_Fragmento del documento_.
-- -- --

Días marcados con X
Sabes que el confinamiento está haciéndote perder la razón cuando el servicio militar obligatorio empaña tus ojos de añoranza
La última vez que marqué los días con X fue en 1990, cuando hacía la mili en la base de submarinos de Cartagena y me llamaban El Mesías (“porque me quedan días”). Las ristras de X de mi calendario significaban que me hallaba a las puertas de la vida civil. El confinamiento de la covid-19 se parece a aquello solo en lo malo. En la mili estabas hacinado contra tu voluntad, junto a extraños, igual que ahora (¡es broma, familia!), pero al menos se veía un final diáfano. No existía la posibilidad del “repunte del contagio”, y por tanto dormías con menos congoja.
En resumidas cuentas: sabes que el confinamiento está haciéndote perder la razón cuando el servicio militar obligatorio empaña tus ojos de añoranza.
Antes dije que marco los días con X, pero en realidad las grafitean mis hijos, triscando con fecunda alegría, como straight edges en pleno subidón de gaseosas. Para ellos esto es raro y divertido, pero resulta que yo soy escritor. Ya hacía esto. Era mi “hábito de arte”, como decía Flannery O’Connor.
Ahora el único hábito que mantengo es esperar a que se abra la puerta de mi despacho y aparezca un jeto amigable (o autoritario) invitándome a zumba, Zelda, kung-fu, cineclub balcánico o vermut en el terrado (a lo último me apunto, si insistís). El arte se fue al carajo en algún punto de la segunda semana. Y, sin embargo, la situación actual me resulta fascinante. Crecí con El día de los trífidos. De niño solo podía conciliar el sueño si me imaginaba flotando por el cosmos en una cápsula individual. El paisaje de los cuentos que escribía era un planeta de calles vacías.
No estoy diciendo que disfrute del escenario presente. Estoy diciendo que me resulta familiar, y lo familiar, por asqueroso que sea, siempre conserva una cierta mullidez.

-- -- --

_Datos proporcionados_.

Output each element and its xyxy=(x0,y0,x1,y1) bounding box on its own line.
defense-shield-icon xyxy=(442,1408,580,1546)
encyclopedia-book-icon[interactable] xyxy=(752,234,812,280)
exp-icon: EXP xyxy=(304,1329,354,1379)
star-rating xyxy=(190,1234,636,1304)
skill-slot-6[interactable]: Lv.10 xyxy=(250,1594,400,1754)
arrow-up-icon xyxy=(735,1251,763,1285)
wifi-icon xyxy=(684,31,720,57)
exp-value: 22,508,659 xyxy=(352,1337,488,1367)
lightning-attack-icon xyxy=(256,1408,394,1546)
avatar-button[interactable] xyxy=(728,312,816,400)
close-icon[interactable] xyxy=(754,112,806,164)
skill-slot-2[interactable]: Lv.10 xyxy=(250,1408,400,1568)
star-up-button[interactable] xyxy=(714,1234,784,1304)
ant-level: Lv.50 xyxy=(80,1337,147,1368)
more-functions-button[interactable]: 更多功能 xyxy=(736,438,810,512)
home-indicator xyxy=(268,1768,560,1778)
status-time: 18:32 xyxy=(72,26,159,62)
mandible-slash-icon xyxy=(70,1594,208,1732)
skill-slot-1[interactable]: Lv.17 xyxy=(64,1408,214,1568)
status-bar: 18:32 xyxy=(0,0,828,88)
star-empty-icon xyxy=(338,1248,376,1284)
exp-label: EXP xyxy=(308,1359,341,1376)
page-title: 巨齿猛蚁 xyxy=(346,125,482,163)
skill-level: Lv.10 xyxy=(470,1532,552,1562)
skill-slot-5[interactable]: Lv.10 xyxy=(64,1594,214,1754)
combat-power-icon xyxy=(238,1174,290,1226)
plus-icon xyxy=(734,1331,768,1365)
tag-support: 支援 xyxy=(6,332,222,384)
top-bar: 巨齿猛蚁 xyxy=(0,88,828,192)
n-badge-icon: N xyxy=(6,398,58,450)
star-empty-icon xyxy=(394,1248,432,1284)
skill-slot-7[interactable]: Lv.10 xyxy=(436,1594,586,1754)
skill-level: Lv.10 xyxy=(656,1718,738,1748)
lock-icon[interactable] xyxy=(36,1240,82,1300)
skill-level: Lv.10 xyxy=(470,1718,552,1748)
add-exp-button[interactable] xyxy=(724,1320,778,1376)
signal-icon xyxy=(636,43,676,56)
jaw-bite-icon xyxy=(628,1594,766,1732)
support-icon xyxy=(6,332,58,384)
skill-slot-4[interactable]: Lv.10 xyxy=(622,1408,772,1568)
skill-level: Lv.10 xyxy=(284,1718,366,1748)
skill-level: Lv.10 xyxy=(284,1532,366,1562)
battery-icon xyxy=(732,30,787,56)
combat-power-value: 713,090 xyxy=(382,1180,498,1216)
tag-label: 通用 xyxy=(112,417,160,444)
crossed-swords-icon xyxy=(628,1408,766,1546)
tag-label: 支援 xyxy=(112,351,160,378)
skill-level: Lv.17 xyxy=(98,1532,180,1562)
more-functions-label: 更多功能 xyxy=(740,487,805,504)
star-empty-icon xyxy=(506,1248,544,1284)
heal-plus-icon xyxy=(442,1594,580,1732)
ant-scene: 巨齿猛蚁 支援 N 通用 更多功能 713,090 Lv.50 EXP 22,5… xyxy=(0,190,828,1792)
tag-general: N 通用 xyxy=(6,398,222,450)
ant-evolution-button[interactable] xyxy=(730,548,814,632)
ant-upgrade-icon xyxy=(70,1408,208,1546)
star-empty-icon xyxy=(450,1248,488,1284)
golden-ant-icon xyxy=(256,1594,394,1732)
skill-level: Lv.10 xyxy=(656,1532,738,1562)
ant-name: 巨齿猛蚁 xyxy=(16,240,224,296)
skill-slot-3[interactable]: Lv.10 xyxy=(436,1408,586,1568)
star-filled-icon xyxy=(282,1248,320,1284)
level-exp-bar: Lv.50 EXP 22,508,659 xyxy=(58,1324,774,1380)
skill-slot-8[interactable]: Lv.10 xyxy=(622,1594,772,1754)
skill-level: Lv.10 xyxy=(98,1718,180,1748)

-- -- --

_Conjunto de tareas_.
(a) ¿Podrías convertir en una lista breve el párrafo de la columna sobre el confinamiento que empieza con «La última vez que marqué los días con X», sin perder sus datos principales?
(b) ¿Puedes escribir la continuación de la columna sobre el confinamiento a partir de su último párrafo?
Los datos no intervienen en nada de esto.

_Resultados por tarea_.
(a)
- El autor marcó los días con X por última vez en 1990, durante la mili en la base de submarinos de Cartagena.
- Allí lo llamaban El Mesías («porque me quedan días»).
- Las ristras de X del calendario indicaban que estaba a las puertas de la vida civil.
- El confinamiento de la covid-19 solo se parece a aquello en lo malo: en ambos casos se está hacinado contra la propia voluntad.
- En la mili, sin embargo, se veía un final claro y no existía la posibilidad de un «repunte del contagio», así que se dormía con menos congoja.

(b)
A mi padre también le encantaban los sitios angostos y el confinamiento solitario, pero dejaron de encantarle de repente, cuando pilló el coronavirus y nos prohibieron verle. Estuvo ingresado varias semanas en el hospital de Sant Boi. El día que le dieron el alta fui a recogerle, y me lo encontré ya en la puerta, en silla de ruedas, junto a una enfermera enmascarada. Mi padre, que de joven arrastraba a jugadores contrarios por el fango, había perdido peso y llevaba barba de días. Le vi débil. Salí del coche y me acerqué a él y no podíamos abrazarnos, así que nos saludamos con golpes de mentón, como ingleses. La enfermera me lo entregó y lo empujé hacia el coche. Olía a sudor y ropa sin lavar. Su expresión era de cansancio, fastidio y tristeza, como si esta vez le hubiesen derrotado, aunque no era así; el virus no pudo con su robusto andamio de exrugbista.
Déjame un momento al sol, me dijo, poniéndose en pie. Le dejé allí mientras yo iba abriendo el maletero. Mi padre observó algo a mi espalda, rió y negó con la cabeza. Me volví. En la tapia de ladrillos rojos del cementerio vecino, junto a los nichos visibles, enfocada hacia las ventanas del hospital, colgaba una pancarta enorme donde se podía leer: Todo va a salir bien. NO ESTÁIS SOLOS.
Kiko Amat es escritor y periodista, su última novela es Antes del huracán (Anagrama 2018).